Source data
________________________
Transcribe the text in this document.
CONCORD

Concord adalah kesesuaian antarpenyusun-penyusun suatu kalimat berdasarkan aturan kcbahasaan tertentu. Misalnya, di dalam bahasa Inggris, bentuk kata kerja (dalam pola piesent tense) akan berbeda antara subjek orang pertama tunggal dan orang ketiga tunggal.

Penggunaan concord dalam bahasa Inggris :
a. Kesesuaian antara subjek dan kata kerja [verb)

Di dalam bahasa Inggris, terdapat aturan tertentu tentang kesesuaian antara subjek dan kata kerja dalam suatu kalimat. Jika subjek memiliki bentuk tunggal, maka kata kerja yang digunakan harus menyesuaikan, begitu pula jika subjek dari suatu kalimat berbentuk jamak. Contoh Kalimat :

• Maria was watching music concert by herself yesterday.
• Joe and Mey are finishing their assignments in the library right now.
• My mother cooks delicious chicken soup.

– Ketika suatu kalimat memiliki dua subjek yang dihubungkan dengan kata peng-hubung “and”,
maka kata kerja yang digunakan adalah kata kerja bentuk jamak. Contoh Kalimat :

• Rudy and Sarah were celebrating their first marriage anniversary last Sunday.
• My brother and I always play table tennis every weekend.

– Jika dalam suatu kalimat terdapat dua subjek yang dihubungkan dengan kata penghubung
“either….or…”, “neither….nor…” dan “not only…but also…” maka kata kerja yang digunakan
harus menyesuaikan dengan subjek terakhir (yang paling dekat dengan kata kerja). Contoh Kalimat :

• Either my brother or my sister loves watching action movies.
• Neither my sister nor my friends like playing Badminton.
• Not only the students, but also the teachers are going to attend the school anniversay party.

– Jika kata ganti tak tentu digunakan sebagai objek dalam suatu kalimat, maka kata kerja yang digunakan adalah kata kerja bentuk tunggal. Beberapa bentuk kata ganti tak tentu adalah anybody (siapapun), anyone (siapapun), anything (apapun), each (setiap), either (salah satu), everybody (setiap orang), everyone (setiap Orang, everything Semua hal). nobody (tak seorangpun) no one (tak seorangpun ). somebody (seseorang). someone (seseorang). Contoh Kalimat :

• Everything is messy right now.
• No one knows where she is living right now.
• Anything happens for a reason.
________________________
State the number of lines holding the word "kata" in the listing. Add nothing else.

# [RESPONSE TO THE TASK]
9